[Stored records]
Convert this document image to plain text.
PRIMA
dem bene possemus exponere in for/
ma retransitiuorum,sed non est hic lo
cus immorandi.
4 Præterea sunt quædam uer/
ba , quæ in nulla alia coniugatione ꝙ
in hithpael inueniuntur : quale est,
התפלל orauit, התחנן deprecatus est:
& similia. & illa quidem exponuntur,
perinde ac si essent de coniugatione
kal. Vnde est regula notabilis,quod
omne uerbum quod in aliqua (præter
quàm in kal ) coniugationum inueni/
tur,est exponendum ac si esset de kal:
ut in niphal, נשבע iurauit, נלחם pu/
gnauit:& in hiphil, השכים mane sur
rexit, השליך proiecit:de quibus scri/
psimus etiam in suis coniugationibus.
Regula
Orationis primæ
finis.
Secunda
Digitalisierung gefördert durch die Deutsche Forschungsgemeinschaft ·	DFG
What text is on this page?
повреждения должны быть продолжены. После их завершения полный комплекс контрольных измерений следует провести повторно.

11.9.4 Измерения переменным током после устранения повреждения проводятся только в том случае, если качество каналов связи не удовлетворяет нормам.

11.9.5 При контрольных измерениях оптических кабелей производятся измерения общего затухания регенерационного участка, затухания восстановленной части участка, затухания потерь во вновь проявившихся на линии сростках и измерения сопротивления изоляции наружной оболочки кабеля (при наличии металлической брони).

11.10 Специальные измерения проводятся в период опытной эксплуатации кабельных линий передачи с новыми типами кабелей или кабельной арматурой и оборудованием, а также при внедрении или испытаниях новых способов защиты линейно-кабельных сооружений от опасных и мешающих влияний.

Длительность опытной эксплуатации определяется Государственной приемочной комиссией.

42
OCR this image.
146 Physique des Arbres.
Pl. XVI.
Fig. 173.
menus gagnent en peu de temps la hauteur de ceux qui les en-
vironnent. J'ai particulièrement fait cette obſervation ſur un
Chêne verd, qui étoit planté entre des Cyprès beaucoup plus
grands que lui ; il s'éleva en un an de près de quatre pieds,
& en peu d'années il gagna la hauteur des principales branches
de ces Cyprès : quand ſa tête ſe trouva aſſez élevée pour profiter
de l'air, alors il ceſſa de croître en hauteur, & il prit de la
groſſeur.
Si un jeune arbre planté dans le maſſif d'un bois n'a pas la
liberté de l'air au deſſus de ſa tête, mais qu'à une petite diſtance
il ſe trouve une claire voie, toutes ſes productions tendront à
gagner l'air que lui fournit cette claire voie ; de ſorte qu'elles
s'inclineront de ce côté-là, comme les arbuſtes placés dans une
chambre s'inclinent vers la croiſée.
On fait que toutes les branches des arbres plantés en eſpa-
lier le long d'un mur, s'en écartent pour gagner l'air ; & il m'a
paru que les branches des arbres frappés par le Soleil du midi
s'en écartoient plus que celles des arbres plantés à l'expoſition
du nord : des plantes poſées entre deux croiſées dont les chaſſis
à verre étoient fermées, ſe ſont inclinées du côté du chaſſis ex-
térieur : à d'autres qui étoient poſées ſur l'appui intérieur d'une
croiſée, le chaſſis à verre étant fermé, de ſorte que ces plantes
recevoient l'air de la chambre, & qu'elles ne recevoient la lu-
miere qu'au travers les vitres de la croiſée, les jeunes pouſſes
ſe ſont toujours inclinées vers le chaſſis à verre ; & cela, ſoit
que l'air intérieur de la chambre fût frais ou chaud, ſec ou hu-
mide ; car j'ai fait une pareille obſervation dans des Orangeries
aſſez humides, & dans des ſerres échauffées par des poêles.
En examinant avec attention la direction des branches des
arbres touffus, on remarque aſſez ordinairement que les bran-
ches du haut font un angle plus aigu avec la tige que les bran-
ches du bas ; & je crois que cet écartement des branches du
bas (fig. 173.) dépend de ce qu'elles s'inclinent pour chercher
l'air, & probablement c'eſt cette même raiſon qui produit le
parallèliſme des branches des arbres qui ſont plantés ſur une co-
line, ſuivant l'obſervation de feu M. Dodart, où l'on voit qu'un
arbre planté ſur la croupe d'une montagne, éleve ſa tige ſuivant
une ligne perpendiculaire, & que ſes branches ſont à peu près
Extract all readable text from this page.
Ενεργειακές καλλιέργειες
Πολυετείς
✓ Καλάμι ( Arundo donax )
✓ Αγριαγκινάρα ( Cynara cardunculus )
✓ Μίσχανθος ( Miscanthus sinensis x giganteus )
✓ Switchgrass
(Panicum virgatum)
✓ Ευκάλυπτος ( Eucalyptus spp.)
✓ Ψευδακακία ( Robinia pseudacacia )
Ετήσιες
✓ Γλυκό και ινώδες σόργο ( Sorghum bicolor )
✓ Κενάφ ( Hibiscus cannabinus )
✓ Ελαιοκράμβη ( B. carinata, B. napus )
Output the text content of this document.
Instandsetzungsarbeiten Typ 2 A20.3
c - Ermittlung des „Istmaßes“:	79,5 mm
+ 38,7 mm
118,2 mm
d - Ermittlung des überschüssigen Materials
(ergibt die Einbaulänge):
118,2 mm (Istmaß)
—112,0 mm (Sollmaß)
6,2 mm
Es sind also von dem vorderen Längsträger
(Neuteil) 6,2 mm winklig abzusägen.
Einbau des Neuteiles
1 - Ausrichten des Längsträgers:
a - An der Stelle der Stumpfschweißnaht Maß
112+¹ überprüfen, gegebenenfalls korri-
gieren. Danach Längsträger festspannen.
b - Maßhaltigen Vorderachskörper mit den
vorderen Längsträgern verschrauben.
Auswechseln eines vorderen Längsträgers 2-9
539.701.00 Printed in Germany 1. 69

**PROMPT:** Copy out every line where the word "Längsträgers" occurs.

**SOLUTION BELOW:**
1 - Ausrichten des Längsträgers:
Auswechseln eines vorderen Längsträgers 2-9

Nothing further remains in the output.